[EXERCISE DESCRIPTION]: Find the lines holding the word "from" and collect them.

[PROVIDED ENTRIES]:
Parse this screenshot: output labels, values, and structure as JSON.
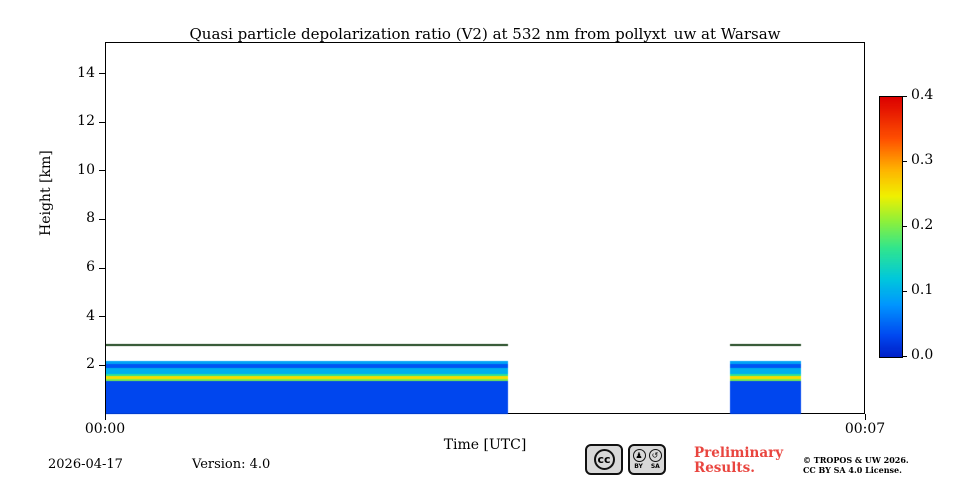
{
  "chart_data": {
    "type": "heatmap",
    "title": "Quasi particle depolarization ratio (V2) at 532 nm from pollyxt_uw at Warsaw",
    "xlabel": "Time [UTC]",
    "ylabel": "Height [km]",
    "x_range_minutes": [
      0,
      7
    ],
    "x_ticks": [
      {
        "minute": 0,
        "label": "00:00"
      },
      {
        "minute": 7,
        "label": "00:07"
      }
    ],
    "y_ticks_km": [
      2,
      4,
      6,
      8,
      10,
      12,
      14
    ],
    "ylim_km": [
      0,
      15.3
    ],
    "grid": false,
    "colorbar": {
      "min": 0.0,
      "max": 0.4,
      "ticks": [
        {
          "value": 0.0,
          "label": "0.0"
        },
        {
          "value": 0.1,
          "label": "0.1"
        },
        {
          "value": 0.2,
          "label": "0.2"
        },
        {
          "value": 0.3,
          "label": "0.3"
        },
        {
          "value": 0.4,
          "label": "0.4"
        }
      ],
      "colormap": "jet",
      "stops": [
        {
          "t": 0.0,
          "color": "#0020c8"
        },
        {
          "t": 0.08,
          "color": "#0048f0"
        },
        {
          "t": 0.2,
          "color": "#0096ff"
        },
        {
          "t": 0.3,
          "color": "#00c8dc"
        },
        {
          "t": 0.42,
          "color": "#32e68c"
        },
        {
          "t": 0.52,
          "color": "#8cf03c"
        },
        {
          "t": 0.62,
          "color": "#f0f000"
        },
        {
          "t": 0.72,
          "color": "#ffb400"
        },
        {
          "t": 0.84,
          "color": "#ff5000"
        },
        {
          "t": 1.0,
          "color": "#dc0000"
        }
      ]
    },
    "segments": [
      {
        "t_start_min": 0.0,
        "t_end_min": 3.7
      },
      {
        "t_start_min": 5.75,
        "t_end_min": 6.4
      }
    ],
    "profile_layers": [
      {
        "bottom_km": 0.05,
        "top_km": 1.4,
        "value": 0.03
      },
      {
        "bottom_km": 1.4,
        "top_km": 1.48,
        "value": 0.2
      },
      {
        "bottom_km": 1.48,
        "top_km": 1.62,
        "value": 0.26
      },
      {
        "bottom_km": 1.62,
        "top_km": 1.7,
        "value": 0.16
      },
      {
        "bottom_km": 1.7,
        "top_km": 1.92,
        "value": 0.1
      },
      {
        "bottom_km": 1.92,
        "top_km": 2.1,
        "value": 0.04
      },
      {
        "bottom_km": 2.1,
        "top_km": 2.22,
        "value": 0.09
      }
    ],
    "cloud_base_line": {
      "height_km": 2.88,
      "color": "#1e461e",
      "thickness_px": 2
    }
  },
  "footer": {
    "date": "2026-04-17",
    "version": "Version: 4.0",
    "preliminary_line1": "Preliminary",
    "preliminary_line2": "Results.",
    "copyright_line1": "© TROPOS & UW 2026.",
    "copyright_line2": "CC BY SA 4.0 License."
  },
  "badge": {
    "cc_text": "cc",
    "by_label": "BY",
    "sa_label": "SA",
    "by_icon": "♟",
    "sa_icon": "↺"
  },
  "colors": {
    "preliminary_red": "#e9453f",
    "axis": "#000000",
    "background": "#ffffff"
  }
}
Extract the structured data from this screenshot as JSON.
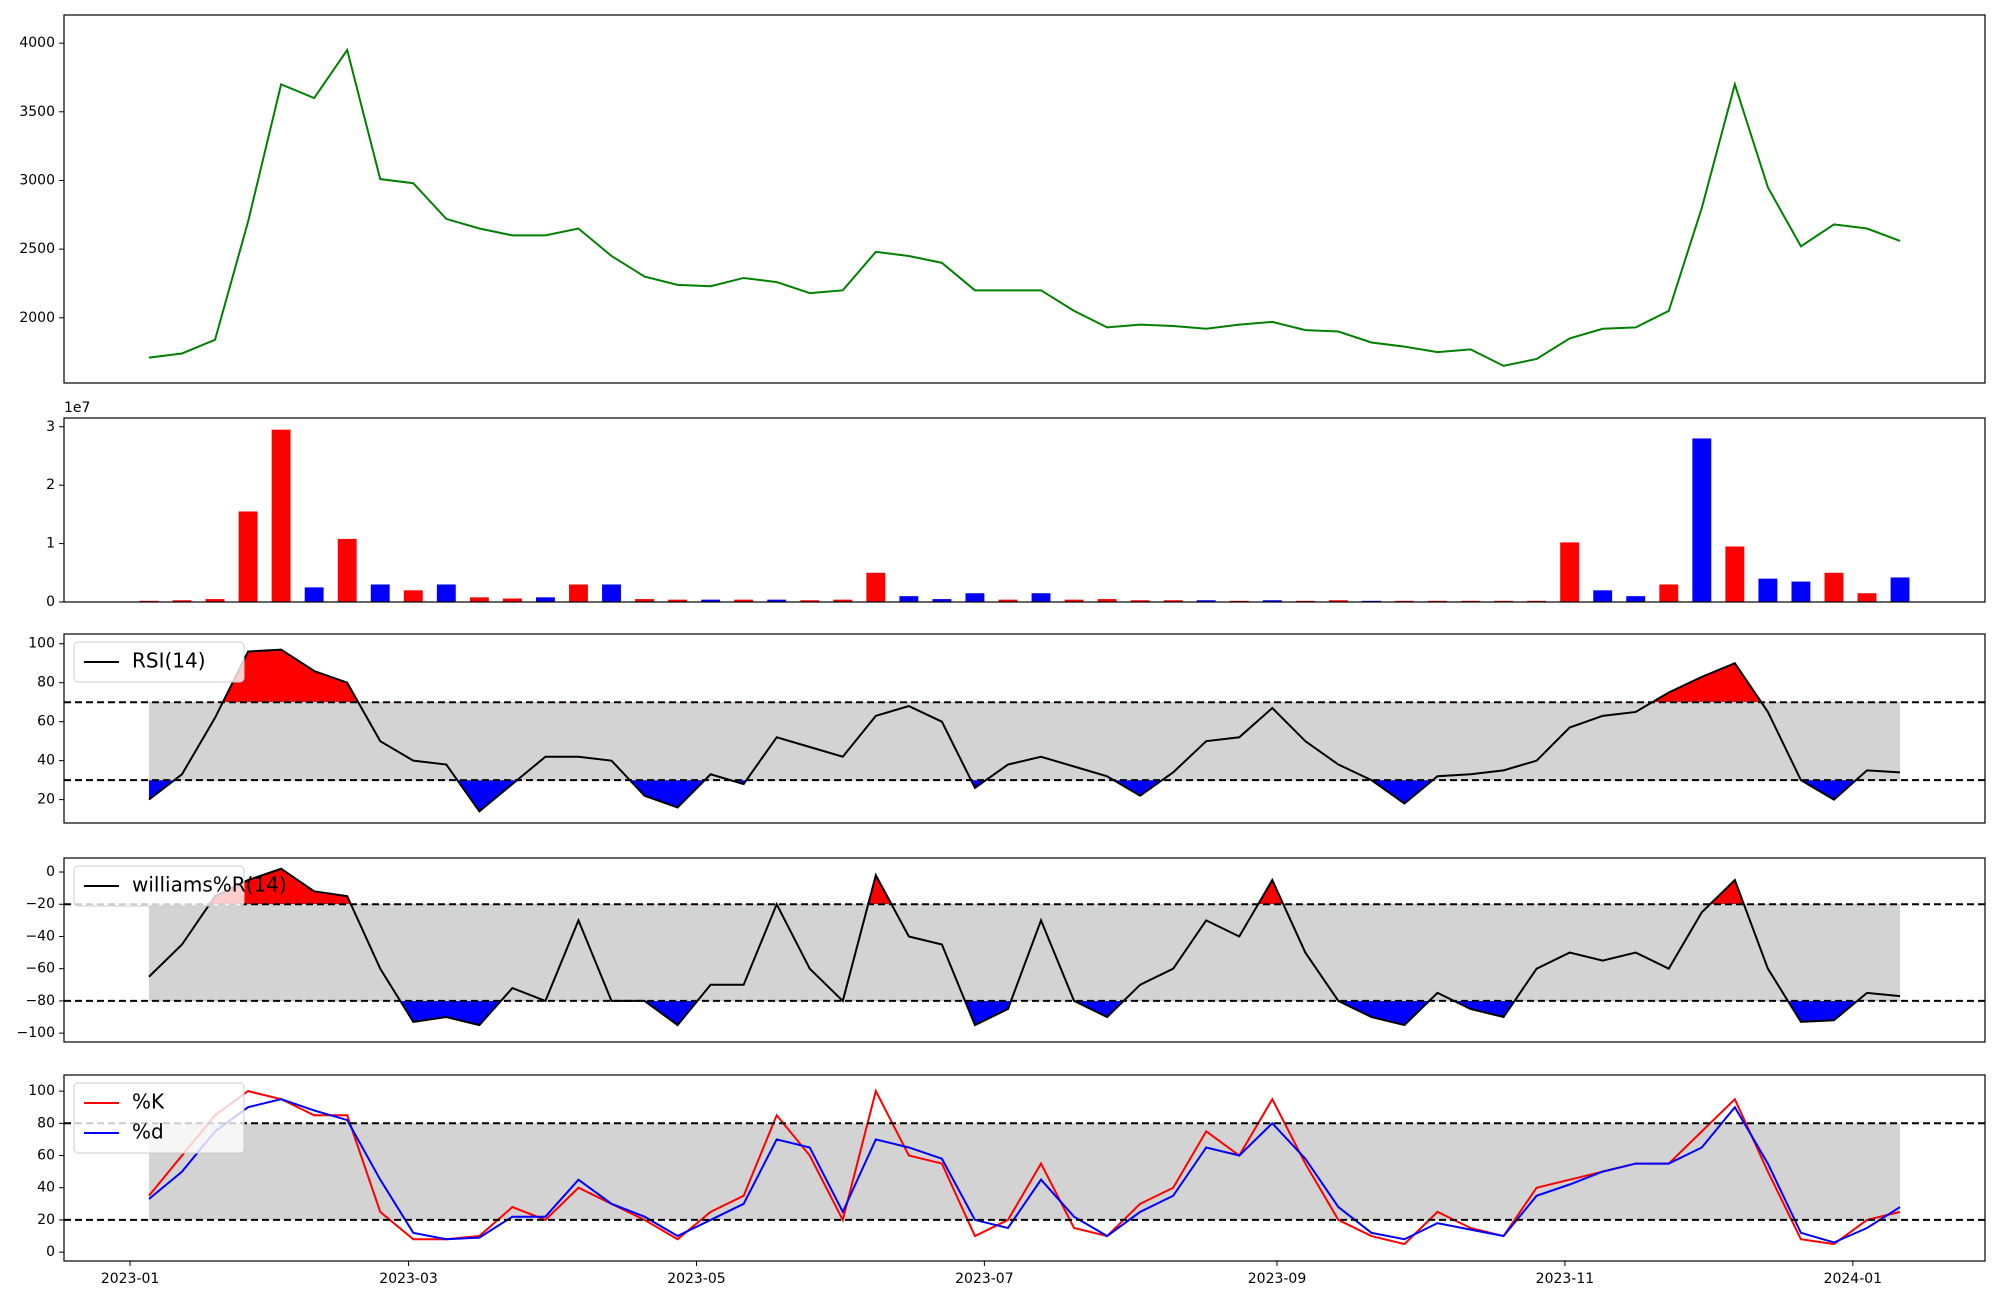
{
  "chart_data": [
    {
      "type": "line",
      "color": "green",
      "x": [
        "2023-01-05",
        "2023-01-12",
        "2023-01-19",
        "2023-01-26",
        "2023-02-02",
        "2023-02-09",
        "2023-02-16",
        "2023-02-23",
        "2023-03-02",
        "2023-03-09",
        "2023-03-16",
        "2023-03-23",
        "2023-03-30",
        "2023-04-06",
        "2023-04-13",
        "2023-04-20",
        "2023-04-27",
        "2023-05-04",
        "2023-05-11",
        "2023-05-18",
        "2023-05-25",
        "2023-06-01",
        "2023-06-08",
        "2023-06-15",
        "2023-06-22",
        "2023-06-29",
        "2023-07-06",
        "2023-07-13",
        "2023-07-20",
        "2023-07-27",
        "2023-08-03",
        "2023-08-10",
        "2023-08-17",
        "2023-08-24",
        "2023-08-31",
        "2023-09-07",
        "2023-09-14",
        "2023-09-21",
        "2023-09-28",
        "2023-10-05",
        "2023-10-12",
        "2023-10-19",
        "2023-10-26",
        "2023-11-02",
        "2023-11-09",
        "2023-11-16",
        "2023-11-23",
        "2023-11-30",
        "2023-12-07",
        "2023-12-14",
        "2023-12-21",
        "2023-12-28",
        "2024-01-04",
        "2024-01-11"
      ],
      "values": [
        1710,
        1740,
        1840,
        2700,
        3700,
        3600,
        3950,
        3010,
        2980,
        2720,
        2650,
        2600,
        2600,
        2650,
        2450,
        2300,
        2240,
        2230,
        2290,
        2260,
        2180,
        2200,
        2480,
        2450,
        2400,
        2200,
        2200,
        2200,
        2050,
        1930,
        1950,
        1940,
        1920,
        1950,
        1970,
        1910,
        1900,
        1820,
        1790,
        1750,
        1770,
        1650,
        1700,
        1850,
        1920,
        1930,
        2050,
        2800,
        3700,
        2950,
        2520,
        2680,
        2650,
        2560
      ],
      "xlim": [
        "2022-12-18",
        "2024-01-29"
      ],
      "ylim": [
        1525,
        4205
      ],
      "yticks": [
        2000,
        2500,
        3000,
        3500,
        4000
      ]
    },
    {
      "type": "bar",
      "offset_label": "1e7",
      "x": [
        "2023-01-05",
        "2023-01-12",
        "2023-01-19",
        "2023-01-26",
        "2023-02-02",
        "2023-02-09",
        "2023-02-16",
        "2023-02-23",
        "2023-03-02",
        "2023-03-09",
        "2023-03-16",
        "2023-03-23",
        "2023-03-30",
        "2023-04-06",
        "2023-04-13",
        "2023-04-20",
        "2023-04-27",
        "2023-05-04",
        "2023-05-11",
        "2023-05-18",
        "2023-05-25",
        "2023-06-01",
        "2023-06-08",
        "2023-06-15",
        "2023-06-22",
        "2023-06-29",
        "2023-07-06",
        "2023-07-13",
        "2023-07-20",
        "2023-07-27",
        "2023-08-03",
        "2023-08-10",
        "2023-08-17",
        "2023-08-24",
        "2023-08-31",
        "2023-09-07",
        "2023-09-14",
        "2023-09-21",
        "2023-09-28",
        "2023-10-05",
        "2023-10-12",
        "2023-10-19",
        "2023-10-26",
        "2023-11-02",
        "2023-11-09",
        "2023-11-16",
        "2023-11-23",
        "2023-11-30",
        "2023-12-07",
        "2023-12-14",
        "2023-12-21",
        "2023-12-28",
        "2024-01-04",
        "2024-01-11"
      ],
      "values": [
        0.02,
        0.03,
        0.05,
        1.55,
        2.95,
        0.25,
        1.08,
        0.3,
        0.2,
        0.3,
        0.08,
        0.06,
        0.08,
        0.3,
        0.3,
        0.05,
        0.04,
        0.04,
        0.04,
        0.04,
        0.03,
        0.04,
        0.5,
        0.1,
        0.05,
        0.15,
        0.04,
        0.15,
        0.04,
        0.05,
        0.03,
        0.03,
        0.03,
        0.02,
        0.03,
        0.02,
        0.03,
        0.02,
        0.02,
        0.02,
        0.02,
        0.02,
        0.02,
        1.02,
        0.2,
        0.1,
        0.3,
        2.8,
        0.95,
        0.4,
        0.35,
        0.5,
        0.15,
        0.42
      ],
      "colors": [
        "red",
        "red",
        "red",
        "red",
        "red",
        "blue",
        "red",
        "blue",
        "red",
        "blue",
        "red",
        "red",
        "blue",
        "red",
        "blue",
        "red",
        "red",
        "blue",
        "red",
        "blue",
        "red",
        "red",
        "red",
        "blue",
        "blue",
        "blue",
        "red",
        "blue",
        "red",
        "red",
        "red",
        "red",
        "blue",
        "red",
        "blue",
        "red",
        "red",
        "blue",
        "red",
        "red",
        "red",
        "red",
        "red",
        "red",
        "blue",
        "blue",
        "red",
        "blue",
        "red",
        "blue",
        "blue",
        "red",
        "red",
        "blue"
      ],
      "xlim": [
        "2022-12-18",
        "2024-01-29"
      ],
      "ylim": [
        0,
        3.15
      ],
      "yticks": [
        0,
        1,
        2,
        3
      ]
    },
    {
      "type": "line",
      "legend": "upper left",
      "x": [
        "2023-01-05",
        "2023-01-12",
        "2023-01-19",
        "2023-01-26",
        "2023-02-02",
        "2023-02-09",
        "2023-02-16",
        "2023-02-23",
        "2023-03-02",
        "2023-03-09",
        "2023-03-16",
        "2023-03-23",
        "2023-03-30",
        "2023-04-06",
        "2023-04-13",
        "2023-04-20",
        "2023-04-27",
        "2023-05-04",
        "2023-05-11",
        "2023-05-18",
        "2023-05-25",
        "2023-06-01",
        "2023-06-08",
        "2023-06-15",
        "2023-06-22",
        "2023-06-29",
        "2023-07-06",
        "2023-07-13",
        "2023-07-20",
        "2023-07-27",
        "2023-08-03",
        "2023-08-10",
        "2023-08-17",
        "2023-08-24",
        "2023-08-31",
        "2023-09-07",
        "2023-09-14",
        "2023-09-21",
        "2023-09-28",
        "2023-10-05",
        "2023-10-12",
        "2023-10-19",
        "2023-10-26",
        "2023-11-02",
        "2023-11-09",
        "2023-11-16",
        "2023-11-23",
        "2023-11-30",
        "2023-12-07",
        "2023-12-14",
        "2023-12-21",
        "2023-12-28",
        "2024-01-04",
        "2024-01-11"
      ],
      "series": [
        {
          "name": "RSI(14)",
          "color": "black",
          "values": [
            20,
            33,
            62,
            96,
            97,
            86,
            80,
            50,
            40,
            38,
            14,
            28,
            42,
            42,
            40,
            22,
            16,
            33,
            28,
            52,
            47,
            42,
            63,
            68,
            60,
            26,
            38,
            42,
            37,
            32,
            22,
            34,
            50,
            52,
            67,
            50,
            38,
            30,
            18,
            32,
            33,
            35,
            40,
            57,
            63,
            65,
            75,
            83,
            90,
            65,
            30,
            20,
            35,
            34
          ]
        }
      ],
      "hlines": [
        70,
        30
      ],
      "band_color": "lightgray",
      "fill_above_color": "red",
      "fill_below_color": "blue",
      "xlim": [
        "2022-12-18",
        "2024-01-29"
      ],
      "ylim": [
        8,
        105
      ],
      "yticks": [
        20,
        40,
        60,
        80,
        100
      ]
    },
    {
      "type": "line",
      "legend": "upper left",
      "x": [
        "2023-01-05",
        "2023-01-12",
        "2023-01-19",
        "2023-01-26",
        "2023-02-02",
        "2023-02-09",
        "2023-02-16",
        "2023-02-23",
        "2023-03-02",
        "2023-03-09",
        "2023-03-16",
        "2023-03-23",
        "2023-03-30",
        "2023-04-06",
        "2023-04-13",
        "2023-04-20",
        "2023-04-27",
        "2023-05-04",
        "2023-05-11",
        "2023-05-18",
        "2023-05-25",
        "2023-06-01",
        "2023-06-08",
        "2023-06-15",
        "2023-06-22",
        "2023-06-29",
        "2023-07-06",
        "2023-07-13",
        "2023-07-20",
        "2023-07-27",
        "2023-08-03",
        "2023-08-10",
        "2023-08-17",
        "2023-08-24",
        "2023-08-31",
        "2023-09-07",
        "2023-09-14",
        "2023-09-21",
        "2023-09-28",
        "2023-10-05",
        "2023-10-12",
        "2023-10-19",
        "2023-10-26",
        "2023-11-02",
        "2023-11-09",
        "2023-11-16",
        "2023-11-23",
        "2023-11-30",
        "2023-12-07",
        "2023-12-14",
        "2023-12-21",
        "2023-12-28",
        "2024-01-04",
        "2024-01-11"
      ],
      "series": [
        {
          "name": "williams%R(14)",
          "color": "black",
          "values": [
            -65,
            -45,
            -15,
            -5,
            2,
            -12,
            -15,
            -60,
            -93,
            -90,
            -95,
            -72,
            -80,
            -30,
            -80,
            -80,
            -95,
            -70,
            -70,
            -20,
            -60,
            -80,
            -2,
            -40,
            -45,
            -95,
            -85,
            -30,
            -80,
            -90,
            -70,
            -60,
            -30,
            -40,
            -5,
            -50,
            -80,
            -90,
            -95,
            -75,
            -85,
            -90,
            -60,
            -50,
            -55,
            -50,
            -60,
            -25,
            -5,
            -60,
            -93,
            -92,
            -75,
            -77
          ]
        }
      ],
      "hlines": [
        -20,
        -80
      ],
      "band_color": "lightgray",
      "fill_above_color": "red",
      "fill_below_color": "blue",
      "xlim": [
        "2022-12-18",
        "2024-01-29"
      ],
      "ylim": [
        -105.5,
        8.7
      ],
      "yticks": [
        {
          "value": -100,
          "label": "−100"
        },
        {
          "value": -80,
          "label": "−80"
        },
        {
          "value": -60,
          "label": "−60"
        },
        {
          "value": -40,
          "label": "−40"
        },
        {
          "value": -20,
          "label": "−20"
        },
        0
      ]
    },
    {
      "type": "line",
      "legend": "upper left",
      "x": [
        "2023-01-05",
        "2023-01-12",
        "2023-01-19",
        "2023-01-26",
        "2023-02-02",
        "2023-02-09",
        "2023-02-16",
        "2023-02-23",
        "2023-03-02",
        "2023-03-09",
        "2023-03-16",
        "2023-03-23",
        "2023-03-30",
        "2023-04-06",
        "2023-04-13",
        "2023-04-20",
        "2023-04-27",
        "2023-05-04",
        "2023-05-11",
        "2023-05-18",
        "2023-05-25",
        "2023-06-01",
        "2023-06-08",
        "2023-06-15",
        "2023-06-22",
        "2023-06-29",
        "2023-07-06",
        "2023-07-13",
        "2023-07-20",
        "2023-07-27",
        "2023-08-03",
        "2023-08-10",
        "2023-08-17",
        "2023-08-24",
        "2023-08-31",
        "2023-09-07",
        "2023-09-14",
        "2023-09-21",
        "2023-09-28",
        "2023-10-05",
        "2023-10-12",
        "2023-10-19",
        "2023-10-26",
        "2023-11-02",
        "2023-11-09",
        "2023-11-16",
        "2023-11-23",
        "2023-11-30",
        "2023-12-07",
        "2023-12-14",
        "2023-12-21",
        "2023-12-28",
        "2024-01-04",
        "2024-01-11"
      ],
      "series": [
        {
          "name": "%K",
          "color": "red",
          "values": [
            35,
            60,
            85,
            100,
            95,
            85,
            85,
            25,
            8,
            8,
            10,
            28,
            20,
            40,
            30,
            20,
            8,
            25,
            35,
            85,
            60,
            20,
            100,
            60,
            55,
            10,
            20,
            55,
            15,
            10,
            30,
            40,
            75,
            60,
            95,
            55,
            20,
            10,
            5,
            25,
            15,
            10,
            40,
            45,
            50,
            55,
            55,
            75,
            95,
            50,
            8,
            5,
            20,
            25
          ]
        },
        {
          "name": "%d",
          "color": "blue",
          "values": [
            33,
            50,
            75,
            90,
            95,
            88,
            82,
            45,
            12,
            8,
            9,
            22,
            22,
            45,
            30,
            22,
            10,
            20,
            30,
            70,
            65,
            25,
            70,
            65,
            58,
            20,
            15,
            45,
            22,
            10,
            25,
            35,
            65,
            60,
            80,
            58,
            28,
            12,
            8,
            18,
            14,
            10,
            35,
            42,
            50,
            55,
            55,
            65,
            90,
            55,
            12,
            6,
            15,
            28
          ]
        }
      ],
      "hlines": [
        80,
        20
      ],
      "band_color": "lightgray",
      "xlim": [
        "2022-12-18",
        "2024-01-29"
      ],
      "ylim": [
        -5.5,
        110
      ],
      "yticks": [
        0,
        20,
        40,
        60,
        80,
        100
      ],
      "xticks": [
        {
          "value": "2023-01-01",
          "label": "2023-01"
        },
        {
          "value": "2023-03-01",
          "label": "2023-03"
        },
        {
          "value": "2023-05-01",
          "label": "2023-05"
        },
        {
          "value": "2023-07-01",
          "label": "2023-07"
        },
        {
          "value": "2023-09-01",
          "label": "2023-09"
        },
        {
          "value": "2023-11-01",
          "label": "2023-11"
        },
        {
          "value": "2024-01-01",
          "label": "2024-01"
        }
      ]
    }
  ]
}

[RESULT OF THE EXERCISE]:
    "title": "Quasi particle depolarization ratio (V2) at 532 nm from pollyxt_uw at Warsaw",
Extract the structured data from this screenshot as JSON.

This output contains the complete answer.